Data records:
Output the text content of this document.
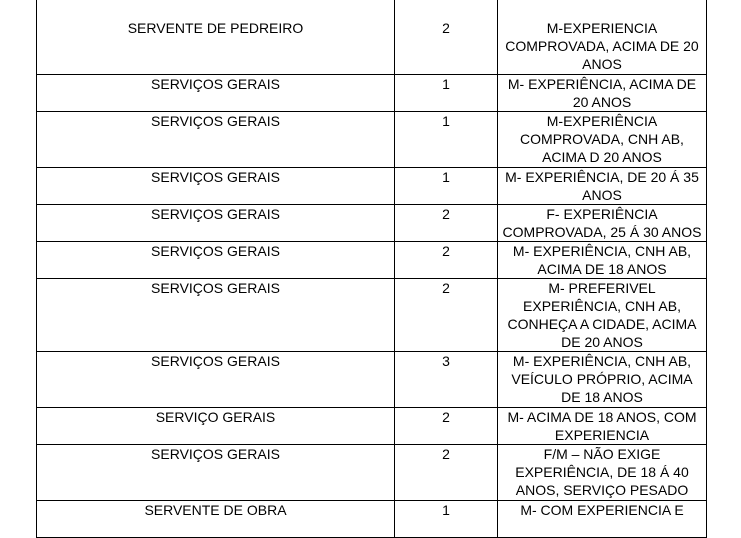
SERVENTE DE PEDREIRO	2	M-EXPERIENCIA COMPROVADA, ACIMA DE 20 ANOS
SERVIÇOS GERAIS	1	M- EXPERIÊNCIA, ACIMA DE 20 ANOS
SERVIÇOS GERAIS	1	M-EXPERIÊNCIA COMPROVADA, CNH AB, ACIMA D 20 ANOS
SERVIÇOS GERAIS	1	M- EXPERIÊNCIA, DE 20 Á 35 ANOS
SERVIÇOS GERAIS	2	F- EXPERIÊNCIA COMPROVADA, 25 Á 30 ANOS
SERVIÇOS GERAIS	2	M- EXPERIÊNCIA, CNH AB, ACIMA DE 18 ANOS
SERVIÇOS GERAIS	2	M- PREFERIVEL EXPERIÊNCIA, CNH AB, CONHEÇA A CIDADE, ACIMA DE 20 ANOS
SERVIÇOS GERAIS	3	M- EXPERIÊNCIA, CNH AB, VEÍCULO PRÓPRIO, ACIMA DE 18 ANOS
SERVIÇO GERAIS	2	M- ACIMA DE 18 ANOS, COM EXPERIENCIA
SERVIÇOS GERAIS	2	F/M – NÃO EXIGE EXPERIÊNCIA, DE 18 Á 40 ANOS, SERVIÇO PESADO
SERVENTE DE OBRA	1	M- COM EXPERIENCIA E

- What the exercise asks: Go through the material and copy out every line with "COMPROVADA" in it.

- Reply to the task:
SERVENTE DE PEDREIRO	2	M-EXPERIENCIA COMPROVADA, ACIMA DE 20 ANOS
SERVIÇOS GERAIS	1	M-EXPERIÊNCIA COMPROVADA, CNH AB, ACIMA D 20 ANOS
SERVIÇOS GERAIS	2	F- EXPERIÊNCIA COMPROVADA, 25 Á 30 ANOS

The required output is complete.